**PROBLEM**
Every entry must be given again exactly.

**DATASET EXTRACT**

________

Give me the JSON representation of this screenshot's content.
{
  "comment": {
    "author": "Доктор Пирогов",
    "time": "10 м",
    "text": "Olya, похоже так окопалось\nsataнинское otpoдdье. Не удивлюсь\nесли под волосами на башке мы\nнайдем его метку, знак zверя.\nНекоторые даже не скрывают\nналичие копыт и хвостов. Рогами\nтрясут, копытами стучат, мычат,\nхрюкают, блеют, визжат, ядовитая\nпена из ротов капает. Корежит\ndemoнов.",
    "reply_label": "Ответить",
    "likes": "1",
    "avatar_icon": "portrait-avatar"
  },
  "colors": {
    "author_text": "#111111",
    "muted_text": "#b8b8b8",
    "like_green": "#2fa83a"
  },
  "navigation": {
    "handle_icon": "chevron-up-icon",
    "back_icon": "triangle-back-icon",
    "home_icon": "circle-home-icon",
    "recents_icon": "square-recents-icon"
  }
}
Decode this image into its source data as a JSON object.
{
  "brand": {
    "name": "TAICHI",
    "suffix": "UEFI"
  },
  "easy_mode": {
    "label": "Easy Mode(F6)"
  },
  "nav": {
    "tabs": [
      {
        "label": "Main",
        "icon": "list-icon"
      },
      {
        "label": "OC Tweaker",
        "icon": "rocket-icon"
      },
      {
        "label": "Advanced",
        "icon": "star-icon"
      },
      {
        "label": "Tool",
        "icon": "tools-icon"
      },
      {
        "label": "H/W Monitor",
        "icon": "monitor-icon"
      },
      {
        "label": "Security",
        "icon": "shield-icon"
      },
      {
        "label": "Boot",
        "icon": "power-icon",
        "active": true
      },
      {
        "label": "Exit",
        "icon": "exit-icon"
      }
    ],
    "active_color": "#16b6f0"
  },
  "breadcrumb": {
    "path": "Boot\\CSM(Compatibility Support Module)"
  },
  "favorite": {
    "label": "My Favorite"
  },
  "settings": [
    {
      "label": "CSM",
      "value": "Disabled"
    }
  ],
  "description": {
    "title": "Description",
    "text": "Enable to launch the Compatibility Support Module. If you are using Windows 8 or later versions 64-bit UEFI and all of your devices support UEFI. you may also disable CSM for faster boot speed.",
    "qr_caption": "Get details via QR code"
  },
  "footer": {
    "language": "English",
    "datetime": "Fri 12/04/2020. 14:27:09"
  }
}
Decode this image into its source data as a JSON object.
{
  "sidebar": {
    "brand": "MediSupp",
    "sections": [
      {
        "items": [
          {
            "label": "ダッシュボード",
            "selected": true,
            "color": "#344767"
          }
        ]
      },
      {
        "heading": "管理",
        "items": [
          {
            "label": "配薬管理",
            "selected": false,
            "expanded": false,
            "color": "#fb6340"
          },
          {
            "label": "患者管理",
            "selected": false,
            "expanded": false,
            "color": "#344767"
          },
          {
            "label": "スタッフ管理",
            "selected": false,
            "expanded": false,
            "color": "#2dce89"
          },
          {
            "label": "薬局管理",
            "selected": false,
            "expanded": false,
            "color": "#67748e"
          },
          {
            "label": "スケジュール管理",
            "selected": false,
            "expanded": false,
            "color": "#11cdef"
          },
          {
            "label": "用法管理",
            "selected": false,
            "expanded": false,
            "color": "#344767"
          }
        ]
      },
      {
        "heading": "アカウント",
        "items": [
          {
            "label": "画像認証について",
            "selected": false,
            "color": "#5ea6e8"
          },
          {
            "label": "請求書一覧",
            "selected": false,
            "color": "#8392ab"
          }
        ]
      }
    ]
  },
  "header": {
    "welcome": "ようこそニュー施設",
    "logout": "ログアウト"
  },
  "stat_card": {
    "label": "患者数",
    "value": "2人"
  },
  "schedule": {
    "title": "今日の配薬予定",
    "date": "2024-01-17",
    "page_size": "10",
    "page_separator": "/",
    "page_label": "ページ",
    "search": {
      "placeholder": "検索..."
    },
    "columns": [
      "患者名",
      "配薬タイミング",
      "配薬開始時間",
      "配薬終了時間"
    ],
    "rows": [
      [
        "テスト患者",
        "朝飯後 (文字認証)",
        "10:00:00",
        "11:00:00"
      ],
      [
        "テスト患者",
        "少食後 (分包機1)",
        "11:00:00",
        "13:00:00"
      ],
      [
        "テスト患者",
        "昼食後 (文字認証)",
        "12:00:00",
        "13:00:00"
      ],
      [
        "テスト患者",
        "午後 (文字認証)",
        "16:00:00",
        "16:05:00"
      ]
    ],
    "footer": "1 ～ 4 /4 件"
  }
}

________

**WRITTEN RESPONSE**
Give me the JSON representation of this screenshot's content.
{
  "comment": {
    "author": "Доктор Пирогов",
    "time": "10 м",
    "text": "Olya, похоже так окопалось\nsataнинское otpoдdье. Не удивлюсь\nесли под волосами на башке мы\nнайдем его метку, знак zверя.\nНекоторые даже не скрывают\nналичие копыт и хвостов. Рогами\nтрясут, копытами стучат, мычат,\nхрюкают, блеют, визжат, ядовитая\nпена из ротов капает. Корежит\ndemoнов.",
    "reply_label": "Ответить",
    "likes": "1",
    "avatar_icon": "portrait-avatar"
  },
  "colors": {
    "author_text": "#111111",
    "muted_text": "#b8b8b8",
    "like_green": "#2fa83a"
  },
  "navigation": {
    "handle_icon": "chevron-up-icon",
    "back_icon": "triangle-back-icon",
    "home_icon": "circle-home-icon",
    "recents_icon": "square-recents-icon"
  }
}
Decode this image into its source data as a JSON object.
{
  "brand": {
    "name": "TAICHI",
    "suffix": "UEFI"
  },
  "easy_mode": {
    "label": "Easy Mode(F6)"
  },
  "nav": {
    "tabs": [
      {
        "label": "Main",
        "icon": "list-icon"
      },
      {
        "label": "OC Tweaker",
        "icon": "rocket-icon"
      },
      {
        "label": "Advanced",
        "icon": "star-icon"
      },
      {
        "label": "Tool",
        "icon": "tools-icon"
      },
      {
        "label": "H/W Monitor",
        "icon": "monitor-icon"
      },
      {
        "label": "Security",
        "icon": "shield-icon"
      },
      {
        "label": "Boot",
        "icon": "power-icon",
        "active": true
      },
      {
        "label": "Exit",
        "icon": "exit-icon"
      }
    ],
    "active_color": "#16b6f0"
  },
  "breadcrumb": {
    "path": "Boot\\CSM(Compatibility Support Module)"
  },
  "favorite": {
    "label": "My Favorite"
  },
  "settings": [
    {
      "label": "CSM",
      "value": "Disabled"
    }
  ],
  "description": {
    "title": "Description",
    "text": "Enable to launch the Compatibility Support Module. If you are using Windows 8 or later versions 64-bit UEFI and all of your devices support UEFI. you may also disable CSM for faster boot speed.",
    "qr_caption": "Get details via QR code"
  },
  "footer": {
    "language": "English",
    "datetime": "Fri 12/04/2020. 14:27:09"
  }
}
Decode this image into its source data as a JSON object.
{
  "sidebar": {
    "brand": "MediSupp",
    "sections": [
      {
        "items": [
          {
            "label": "ダッシュボード",
            "selected": true,
            "color": "#344767"
          }
        ]
      },
      {
        "heading": "管理",
        "items": [
          {
            "label": "配薬管理",
            "selected": false,
            "expanded": false,
            "color": "#fb6340"
          },
          {
            "label": "患者管理",
            "selected": false,
            "expanded": false,
            "color": "#344767"
          },
          {
            "label": "スタッフ管理",
            "selected": false,
            "expanded": false,
            "color": "#2dce89"
          },
          {
            "label": "薬局管理",
            "selected": false,
            "expanded": false,
            "color": "#67748e"
          },
          {
            "label": "スケジュール管理",
            "selected": false,
            "expanded": false,
            "color": "#11cdef"
          },
          {
            "label": "用法管理",
            "selected": false,
            "expanded": false,
            "color": "#344767"
          }
        ]
      },
      {
        "heading": "アカウント",
        "items": [
          {
            "label": "画像認証について",
            "selected": false,
            "color": "#5ea6e8"
          },
          {
            "label": "請求書一覧",
            "selected": false,
            "color": "#8392ab"
          }
        ]
      }
    ]
  },
  "header": {
    "welcome": "ようこそニュー施設",
    "logout": "ログアウト"
  },
  "stat_card": {
    "label": "患者数",
    "value": "2人"
  },
  "schedule": {
    "title": "今日の配薬予定",
    "date": "2024-01-17",
    "page_size": "10",
    "page_separator": "/",
    "page_label": "ページ",
    "search": {
      "placeholder": "検索..."
    },
    "columns": [
      "患者名",
      "配薬タイミング",
      "配薬開始時間",
      "配薬終了時間"
    ],
    "rows": [
      [
        "テスト患者",
        "朝飯後 (文字認証)",
        "10:00:00",
        "11:00:00"
      ],
      [
        "テスト患者",
        "少食後 (分包機1)",
        "11:00:00",
        "13:00:00"
      ],
      [
        "テスト患者",
        "昼食後 (文字認証)",
        "12:00:00",
        "13:00:00"
      ],
      [
        "テスト患者",
        "午後 (文字認証)",
        "16:00:00",
        "16:05:00"
      ]
    ],
    "footer": "1 ～ 4 /4 件"
  }
}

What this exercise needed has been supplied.